--- Material shown ---

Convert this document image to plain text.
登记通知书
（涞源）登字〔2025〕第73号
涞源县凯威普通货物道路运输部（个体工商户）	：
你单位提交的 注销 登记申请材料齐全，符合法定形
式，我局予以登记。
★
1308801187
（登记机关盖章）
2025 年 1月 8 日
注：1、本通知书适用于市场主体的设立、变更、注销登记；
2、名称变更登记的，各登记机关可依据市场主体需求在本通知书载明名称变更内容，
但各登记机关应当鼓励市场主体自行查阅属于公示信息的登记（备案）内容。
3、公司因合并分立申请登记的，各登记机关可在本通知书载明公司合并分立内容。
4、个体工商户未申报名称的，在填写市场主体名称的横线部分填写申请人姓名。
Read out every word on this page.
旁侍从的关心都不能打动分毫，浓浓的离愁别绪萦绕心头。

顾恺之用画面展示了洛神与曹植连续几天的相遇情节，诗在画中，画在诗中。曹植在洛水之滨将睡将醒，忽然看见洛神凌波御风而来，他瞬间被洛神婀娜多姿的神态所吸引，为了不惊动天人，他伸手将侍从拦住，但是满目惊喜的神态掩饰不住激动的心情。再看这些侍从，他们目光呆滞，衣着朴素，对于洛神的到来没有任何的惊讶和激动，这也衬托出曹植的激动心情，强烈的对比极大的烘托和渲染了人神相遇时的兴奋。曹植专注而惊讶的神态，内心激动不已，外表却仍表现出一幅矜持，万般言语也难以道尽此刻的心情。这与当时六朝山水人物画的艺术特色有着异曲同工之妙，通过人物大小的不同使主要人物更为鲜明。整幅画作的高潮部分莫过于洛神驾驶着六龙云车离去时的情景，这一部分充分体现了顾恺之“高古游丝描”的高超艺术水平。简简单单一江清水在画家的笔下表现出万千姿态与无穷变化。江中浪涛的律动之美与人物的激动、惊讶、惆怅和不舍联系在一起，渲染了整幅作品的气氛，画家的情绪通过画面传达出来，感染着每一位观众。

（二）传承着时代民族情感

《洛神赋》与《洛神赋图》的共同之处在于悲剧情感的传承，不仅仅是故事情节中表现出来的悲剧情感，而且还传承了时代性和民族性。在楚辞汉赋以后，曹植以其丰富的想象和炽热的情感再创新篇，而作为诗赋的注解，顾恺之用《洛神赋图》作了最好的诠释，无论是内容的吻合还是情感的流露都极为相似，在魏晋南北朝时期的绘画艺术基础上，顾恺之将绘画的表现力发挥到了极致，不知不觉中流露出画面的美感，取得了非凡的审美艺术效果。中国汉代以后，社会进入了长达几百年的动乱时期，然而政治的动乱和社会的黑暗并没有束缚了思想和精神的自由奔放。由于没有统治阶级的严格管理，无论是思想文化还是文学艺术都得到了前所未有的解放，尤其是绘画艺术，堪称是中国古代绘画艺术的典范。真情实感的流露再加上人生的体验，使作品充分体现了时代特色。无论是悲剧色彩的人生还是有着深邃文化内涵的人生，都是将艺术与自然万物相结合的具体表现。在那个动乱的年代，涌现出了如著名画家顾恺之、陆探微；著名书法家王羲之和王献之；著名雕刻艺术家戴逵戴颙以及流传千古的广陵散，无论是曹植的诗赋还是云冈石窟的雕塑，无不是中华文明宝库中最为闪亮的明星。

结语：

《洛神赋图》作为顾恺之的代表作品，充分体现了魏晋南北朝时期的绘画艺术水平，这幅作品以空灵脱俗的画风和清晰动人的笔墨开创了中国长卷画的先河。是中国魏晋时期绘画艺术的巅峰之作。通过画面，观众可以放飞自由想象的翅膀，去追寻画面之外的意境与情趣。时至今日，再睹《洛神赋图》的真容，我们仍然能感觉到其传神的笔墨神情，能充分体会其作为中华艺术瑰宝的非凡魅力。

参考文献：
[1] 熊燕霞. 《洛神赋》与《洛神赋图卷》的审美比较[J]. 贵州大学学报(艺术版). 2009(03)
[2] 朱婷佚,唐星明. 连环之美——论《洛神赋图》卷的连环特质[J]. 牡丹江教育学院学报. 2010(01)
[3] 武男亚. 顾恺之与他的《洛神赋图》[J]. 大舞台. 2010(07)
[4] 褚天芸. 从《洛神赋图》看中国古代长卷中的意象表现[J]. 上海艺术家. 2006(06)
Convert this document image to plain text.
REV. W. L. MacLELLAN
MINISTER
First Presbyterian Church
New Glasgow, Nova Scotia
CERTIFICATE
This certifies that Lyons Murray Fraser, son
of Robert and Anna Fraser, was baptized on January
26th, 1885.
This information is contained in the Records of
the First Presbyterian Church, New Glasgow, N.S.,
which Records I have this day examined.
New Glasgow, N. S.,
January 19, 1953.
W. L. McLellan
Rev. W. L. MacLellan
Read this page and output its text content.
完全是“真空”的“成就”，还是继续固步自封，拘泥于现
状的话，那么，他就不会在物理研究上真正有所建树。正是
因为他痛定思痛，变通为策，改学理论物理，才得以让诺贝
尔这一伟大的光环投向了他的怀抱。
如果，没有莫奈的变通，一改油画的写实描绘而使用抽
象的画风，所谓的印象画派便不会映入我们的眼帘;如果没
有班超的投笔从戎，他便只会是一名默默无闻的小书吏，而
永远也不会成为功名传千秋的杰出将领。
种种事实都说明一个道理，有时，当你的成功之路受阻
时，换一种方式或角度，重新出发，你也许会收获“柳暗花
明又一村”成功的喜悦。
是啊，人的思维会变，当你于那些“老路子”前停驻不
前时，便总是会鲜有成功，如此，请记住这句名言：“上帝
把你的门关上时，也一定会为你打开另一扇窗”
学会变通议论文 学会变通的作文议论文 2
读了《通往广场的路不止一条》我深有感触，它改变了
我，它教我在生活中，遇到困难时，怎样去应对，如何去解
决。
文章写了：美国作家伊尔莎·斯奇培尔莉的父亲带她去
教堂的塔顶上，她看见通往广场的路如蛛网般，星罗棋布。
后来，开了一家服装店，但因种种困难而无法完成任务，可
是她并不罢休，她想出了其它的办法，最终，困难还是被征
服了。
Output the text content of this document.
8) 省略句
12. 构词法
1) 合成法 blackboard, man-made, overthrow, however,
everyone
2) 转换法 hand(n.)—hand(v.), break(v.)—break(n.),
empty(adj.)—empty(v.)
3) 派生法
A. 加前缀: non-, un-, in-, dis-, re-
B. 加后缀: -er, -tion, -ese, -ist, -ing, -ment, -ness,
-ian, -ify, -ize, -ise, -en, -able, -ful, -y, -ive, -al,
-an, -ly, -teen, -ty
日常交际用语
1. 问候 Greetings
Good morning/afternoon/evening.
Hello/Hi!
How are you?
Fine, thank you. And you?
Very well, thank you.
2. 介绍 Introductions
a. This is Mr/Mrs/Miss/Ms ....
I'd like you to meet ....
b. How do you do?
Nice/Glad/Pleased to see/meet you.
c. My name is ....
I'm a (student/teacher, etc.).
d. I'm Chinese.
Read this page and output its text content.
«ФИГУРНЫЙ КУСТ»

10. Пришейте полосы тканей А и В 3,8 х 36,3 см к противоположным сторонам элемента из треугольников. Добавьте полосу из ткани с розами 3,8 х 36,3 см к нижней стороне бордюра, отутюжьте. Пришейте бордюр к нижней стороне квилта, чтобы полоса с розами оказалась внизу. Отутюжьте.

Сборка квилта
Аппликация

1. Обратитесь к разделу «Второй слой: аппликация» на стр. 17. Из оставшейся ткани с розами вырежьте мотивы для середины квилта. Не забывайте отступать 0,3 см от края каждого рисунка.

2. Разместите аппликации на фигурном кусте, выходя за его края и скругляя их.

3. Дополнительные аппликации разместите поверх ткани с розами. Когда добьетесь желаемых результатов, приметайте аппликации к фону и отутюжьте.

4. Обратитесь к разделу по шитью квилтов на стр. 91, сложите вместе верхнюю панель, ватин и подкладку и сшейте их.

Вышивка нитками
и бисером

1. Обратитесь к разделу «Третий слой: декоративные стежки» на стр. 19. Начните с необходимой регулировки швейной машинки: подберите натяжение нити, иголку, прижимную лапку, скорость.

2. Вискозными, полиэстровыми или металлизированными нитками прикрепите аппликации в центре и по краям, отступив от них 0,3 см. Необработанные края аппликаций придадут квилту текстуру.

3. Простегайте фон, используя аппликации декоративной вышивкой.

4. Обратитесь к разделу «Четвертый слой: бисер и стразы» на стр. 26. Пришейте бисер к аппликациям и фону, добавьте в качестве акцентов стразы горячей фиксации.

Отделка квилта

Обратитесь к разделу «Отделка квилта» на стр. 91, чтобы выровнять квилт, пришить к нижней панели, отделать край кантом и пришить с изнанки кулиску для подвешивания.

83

---

#### Task details:
From the records above, pull out every line containing the word "First".

#### Complete answer:
First Presbyterian Church
the First Presbyterian Church, New Glasgow, N.S.,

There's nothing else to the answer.